> Exercise details
Copy the data as given. No line may be skipped.

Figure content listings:
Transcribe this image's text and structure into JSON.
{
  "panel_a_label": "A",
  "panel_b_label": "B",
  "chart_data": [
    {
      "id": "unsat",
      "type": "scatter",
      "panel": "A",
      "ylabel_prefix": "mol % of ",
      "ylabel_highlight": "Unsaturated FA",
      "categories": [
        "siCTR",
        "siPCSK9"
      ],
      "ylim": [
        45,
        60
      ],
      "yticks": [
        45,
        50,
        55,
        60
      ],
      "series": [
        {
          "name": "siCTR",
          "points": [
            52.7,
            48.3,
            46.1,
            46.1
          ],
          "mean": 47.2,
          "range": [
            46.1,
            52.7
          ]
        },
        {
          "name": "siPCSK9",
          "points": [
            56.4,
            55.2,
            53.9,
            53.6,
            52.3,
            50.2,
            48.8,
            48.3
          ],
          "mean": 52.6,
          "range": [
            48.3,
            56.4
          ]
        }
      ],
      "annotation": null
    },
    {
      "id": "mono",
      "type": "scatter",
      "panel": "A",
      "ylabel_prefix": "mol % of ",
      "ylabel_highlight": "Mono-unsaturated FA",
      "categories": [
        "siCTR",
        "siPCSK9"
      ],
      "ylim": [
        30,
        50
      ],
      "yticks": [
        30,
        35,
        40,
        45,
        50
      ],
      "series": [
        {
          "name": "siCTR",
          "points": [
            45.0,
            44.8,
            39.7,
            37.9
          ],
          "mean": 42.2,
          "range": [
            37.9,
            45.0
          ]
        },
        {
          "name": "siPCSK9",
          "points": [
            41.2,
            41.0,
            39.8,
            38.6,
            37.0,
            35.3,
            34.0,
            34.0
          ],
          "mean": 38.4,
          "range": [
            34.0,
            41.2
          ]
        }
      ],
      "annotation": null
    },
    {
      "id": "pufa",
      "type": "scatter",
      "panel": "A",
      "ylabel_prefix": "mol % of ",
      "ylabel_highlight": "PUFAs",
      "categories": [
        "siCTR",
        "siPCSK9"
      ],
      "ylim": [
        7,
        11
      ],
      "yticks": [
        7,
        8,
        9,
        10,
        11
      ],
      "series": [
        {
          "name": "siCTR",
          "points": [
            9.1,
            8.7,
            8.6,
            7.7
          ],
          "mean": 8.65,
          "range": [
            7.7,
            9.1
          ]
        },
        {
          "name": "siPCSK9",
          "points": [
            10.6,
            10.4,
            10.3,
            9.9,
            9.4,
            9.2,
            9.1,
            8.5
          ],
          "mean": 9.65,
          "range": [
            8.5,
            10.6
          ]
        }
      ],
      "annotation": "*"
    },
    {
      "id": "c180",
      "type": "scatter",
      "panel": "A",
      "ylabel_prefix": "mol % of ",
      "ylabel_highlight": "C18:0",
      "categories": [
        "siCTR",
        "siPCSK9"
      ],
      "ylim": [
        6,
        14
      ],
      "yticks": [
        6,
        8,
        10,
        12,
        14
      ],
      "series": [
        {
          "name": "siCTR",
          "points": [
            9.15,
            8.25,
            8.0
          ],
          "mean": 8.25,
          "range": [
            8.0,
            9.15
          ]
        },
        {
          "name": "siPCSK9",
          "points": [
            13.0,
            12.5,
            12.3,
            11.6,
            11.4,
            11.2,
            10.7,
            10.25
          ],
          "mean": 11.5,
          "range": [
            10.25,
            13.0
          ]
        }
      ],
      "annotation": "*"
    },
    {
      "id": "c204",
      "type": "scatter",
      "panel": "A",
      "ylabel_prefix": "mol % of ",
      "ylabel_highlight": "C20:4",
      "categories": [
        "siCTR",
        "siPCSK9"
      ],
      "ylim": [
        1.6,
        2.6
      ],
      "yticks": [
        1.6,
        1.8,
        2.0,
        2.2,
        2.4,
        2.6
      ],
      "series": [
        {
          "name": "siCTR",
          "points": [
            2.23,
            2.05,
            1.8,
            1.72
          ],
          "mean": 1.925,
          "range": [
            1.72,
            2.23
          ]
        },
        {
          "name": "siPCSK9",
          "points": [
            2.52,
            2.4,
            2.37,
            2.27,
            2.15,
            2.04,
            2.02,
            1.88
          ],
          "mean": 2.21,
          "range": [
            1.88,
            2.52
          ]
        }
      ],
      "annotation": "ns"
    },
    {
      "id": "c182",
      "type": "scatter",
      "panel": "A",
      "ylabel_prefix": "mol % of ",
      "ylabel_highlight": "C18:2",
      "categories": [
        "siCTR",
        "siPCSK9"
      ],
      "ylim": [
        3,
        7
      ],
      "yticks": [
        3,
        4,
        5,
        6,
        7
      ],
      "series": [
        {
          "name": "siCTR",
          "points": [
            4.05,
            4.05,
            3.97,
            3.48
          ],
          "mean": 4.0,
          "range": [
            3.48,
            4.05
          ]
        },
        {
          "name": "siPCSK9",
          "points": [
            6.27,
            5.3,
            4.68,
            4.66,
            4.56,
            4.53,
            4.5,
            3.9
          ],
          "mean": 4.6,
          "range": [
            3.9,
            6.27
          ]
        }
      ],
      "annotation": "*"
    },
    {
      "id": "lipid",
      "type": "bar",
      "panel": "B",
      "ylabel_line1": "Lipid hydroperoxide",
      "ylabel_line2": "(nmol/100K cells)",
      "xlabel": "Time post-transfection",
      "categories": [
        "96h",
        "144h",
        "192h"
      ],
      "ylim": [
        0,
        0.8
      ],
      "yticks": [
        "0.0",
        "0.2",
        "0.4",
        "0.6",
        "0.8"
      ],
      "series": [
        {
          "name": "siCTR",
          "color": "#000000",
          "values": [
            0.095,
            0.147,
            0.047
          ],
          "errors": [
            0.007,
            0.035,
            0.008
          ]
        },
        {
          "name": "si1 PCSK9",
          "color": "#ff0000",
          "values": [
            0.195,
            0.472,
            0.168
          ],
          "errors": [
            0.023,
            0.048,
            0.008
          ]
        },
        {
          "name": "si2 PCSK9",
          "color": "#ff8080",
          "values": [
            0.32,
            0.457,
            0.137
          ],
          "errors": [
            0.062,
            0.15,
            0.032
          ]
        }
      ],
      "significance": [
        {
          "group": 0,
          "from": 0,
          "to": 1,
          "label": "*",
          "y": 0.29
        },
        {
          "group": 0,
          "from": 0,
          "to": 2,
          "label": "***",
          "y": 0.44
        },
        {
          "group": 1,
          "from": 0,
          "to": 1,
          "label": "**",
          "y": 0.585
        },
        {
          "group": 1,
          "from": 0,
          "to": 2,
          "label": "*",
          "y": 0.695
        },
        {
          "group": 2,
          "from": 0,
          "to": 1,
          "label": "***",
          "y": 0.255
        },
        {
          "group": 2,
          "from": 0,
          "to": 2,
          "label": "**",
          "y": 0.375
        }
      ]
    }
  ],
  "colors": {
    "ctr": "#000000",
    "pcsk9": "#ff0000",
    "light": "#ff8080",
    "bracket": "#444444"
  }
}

> Response to the exercise
Transcribe this image's text and structure into JSON.
{
  "panel_a_label": "A",
  "panel_b_label": "B",
  "chart_data": [
    {
      "id": "unsat",
      "type": "scatter",
      "panel": "A",
      "ylabel_prefix": "mol % of ",
      "ylabel_highlight": "Unsaturated FA",
      "categories": [
        "siCTR",
        "siPCSK9"
      ],
      "ylim": [
        45,
        60
      ],
      "yticks": [
        45,
        50,
        55,
        60
      ],
      "series": [
        {
          "name": "siCTR",
          "points": [
            52.7,
            48.3,
            46.1,
            46.1
          ],
          "mean": 47.2,
          "range": [
            46.1,
            52.7
          ]
        },
        {
          "name": "siPCSK9",
          "points": [
            56.4,
            55.2,
            53.9,
            53.6,
            52.3,
            50.2,
            48.8,
            48.3
          ],
          "mean": 52.6,
          "range": [
            48.3,
            56.4
          ]
        }
      ],
      "annotation": null
    },
    {
      "id": "mono",
      "type": "scatter",
      "panel": "A",
      "ylabel_prefix": "mol % of ",
      "ylabel_highlight": "Mono-unsaturated FA",
      "categories": [
        "siCTR",
        "siPCSK9"
      ],
      "ylim": [
        30,
        50
      ],
      "yticks": [
        30,
        35,
        40,
        45,
        50
      ],
      "series": [
        {
          "name": "siCTR",
          "points": [
            45.0,
            44.8,
            39.7,
            37.9
          ],
          "mean": 42.2,
          "range": [
            37.9,
            45.0
          ]
        },
        {
          "name": "siPCSK9",
          "points": [
            41.2,
            41.0,
            39.8,
            38.6,
            37.0,
            35.3,
            34.0,
            34.0
          ],
          "mean": 38.4,
          "range": [
            34.0,
            41.2
          ]
        }
      ],
      "annotation": null
    },
    {
      "id": "pufa",
      "type": "scatter",
      "panel": "A",
      "ylabel_prefix": "mol % of ",
      "ylabel_highlight": "PUFAs",
      "categories": [
        "siCTR",
        "siPCSK9"
      ],
      "ylim": [
        7,
        11
      ],
      "yticks": [
        7,
        8,
        9,
        10,
        11
      ],
      "series": [
        {
          "name": "siCTR",
          "points": [
            9.1,
            8.7,
            8.6,
            7.7
          ],
          "mean": 8.65,
          "range": [
            7.7,
            9.1
          ]
        },
        {
          "name": "siPCSK9",
          "points": [
            10.6,
            10.4,
            10.3,
            9.9,
            9.4,
            9.2,
            9.1,
            8.5
          ],
          "mean": 9.65,
          "range": [
            8.5,
            10.6
          ]
        }
      ],
      "annotation": "*"
    },
    {
      "id": "c180",
      "type": "scatter",
      "panel": "A",
      "ylabel_prefix": "mol % of ",
      "ylabel_highlight": "C18:0",
      "categories": [
        "siCTR",
        "siPCSK9"
      ],
      "ylim": [
        6,
        14
      ],
      "yticks": [
        6,
        8,
        10,
        12,
        14
      ],
      "series": [
        {
          "name": "siCTR",
          "points": [
            9.15,
            8.25,
            8.0
          ],
          "mean": 8.25,
          "range": [
            8.0,
            9.15
          ]
        },
        {
          "name": "siPCSK9",
          "points": [
            13.0,
            12.5,
            12.3,
            11.6,
            11.4,
            11.2,
            10.7,
            10.25
          ],
          "mean": 11.5,
          "range": [
            10.25,
            13.0
          ]
        }
      ],
      "annotation": "*"
    },
    {
      "id": "c204",
      "type": "scatter",
      "panel": "A",
      "ylabel_prefix": "mol % of ",
      "ylabel_highlight": "C20:4",
      "categories": [
        "siCTR",
        "siPCSK9"
      ],
      "ylim": [
        1.6,
        2.6
      ],
      "yticks": [
        1.6,
        1.8,
        2.0,
        2.2,
        2.4,
        2.6
      ],
      "series": [
        {
          "name": "siCTR",
          "points": [
            2.23,
            2.05,
            1.8,
            1.72
          ],
          "mean": 1.925,
          "range": [
            1.72,
            2.23
          ]
        },
        {
          "name": "siPCSK9",
          "points": [
            2.52,
            2.4,
            2.37,
            2.27,
            2.15,
            2.04,
            2.02,
            1.88
          ],
          "mean": 2.21,
          "range": [
            1.88,
            2.52
          ]
        }
      ],
      "annotation": "ns"
    },
    {
      "id": "c182",
      "type": "scatter",
      "panel": "A",
      "ylabel_prefix": "mol % of ",
      "ylabel_highlight": "C18:2",
      "categories": [
        "siCTR",
        "siPCSK9"
      ],
      "ylim": [
        3,
        7
      ],
      "yticks": [
        3,
        4,
        5,
        6,
        7
      ],
      "series": [
        {
          "name": "siCTR",
          "points": [
            4.05,
            4.05,
            3.97,
            3.48
          ],
          "mean": 4.0,
          "range": [
            3.48,
            4.05
          ]
        },
        {
          "name": "siPCSK9",
          "points": [
            6.27,
            5.3,
            4.68,
            4.66,
            4.56,
            4.53,
            4.5,
            3.9
          ],
          "mean": 4.6,
          "range": [
            3.9,
            6.27
          ]
        }
      ],
      "annotation": "*"
    },
    {
      "id": "lipid",
      "type": "bar",
      "panel": "B",
      "ylabel_line1": "Lipid hydroperoxide",
      "ylabel_line2": "(nmol/100K cells)",
      "xlabel": "Time post-transfection",
      "categories": [
        "96h",
        "144h",
        "192h"
      ],
      "ylim": [
        0,
        0.8
      ],
      "yticks": [
        "0.0",
        "0.2",
        "0.4",
        "0.6",
        "0.8"
      ],
      "series": [
        {
          "name": "siCTR",
          "color": "#000000",
          "values": [
            0.095,
            0.147,
            0.047
          ],
          "errors": [
            0.007,
            0.035,
            0.008
          ]
        },
        {
          "name": "si1 PCSK9",
          "color": "#ff0000",
          "values": [
            0.195,
            0.472,
            0.168
          ],
          "errors": [
            0.023,
            0.048,
            0.008
          ]
        },
        {
          "name": "si2 PCSK9",
          "color": "#ff8080",
          "values": [
            0.32,
            0.457,
            0.137
          ],
          "errors": [
            0.062,
            0.15,
            0.032
          ]
        }
      ],
      "significance": [
        {
          "group": 0,
          "from": 0,
          "to": 1,
          "label": "*",
          "y": 0.29
        },
        {
          "group": 0,
          "from": 0,
          "to": 2,
          "label": "***",
          "y": 0.44
        },
        {
          "group": 1,
          "from": 0,
          "to": 1,
          "label": "**",
          "y": 0.585
        },
        {
          "group": 1,
          "from": 0,
          "to": 2,
          "label": "*",
          "y": 0.695
        },
        {
          "group": 2,
          "from": 0,
          "to": 1,
          "label": "***",
          "y": 0.255
        },
        {
          "group": 2,
          "from": 0,
          "to": 2,
          "label": "**",
          "y": 0.375
        }
      ]
    }
  ],
  "colors": {
    "ctr": "#000000",
    "pcsk9": "#ff0000",
    "light": "#ff8080",
    "bracket": "#444444"
  }
}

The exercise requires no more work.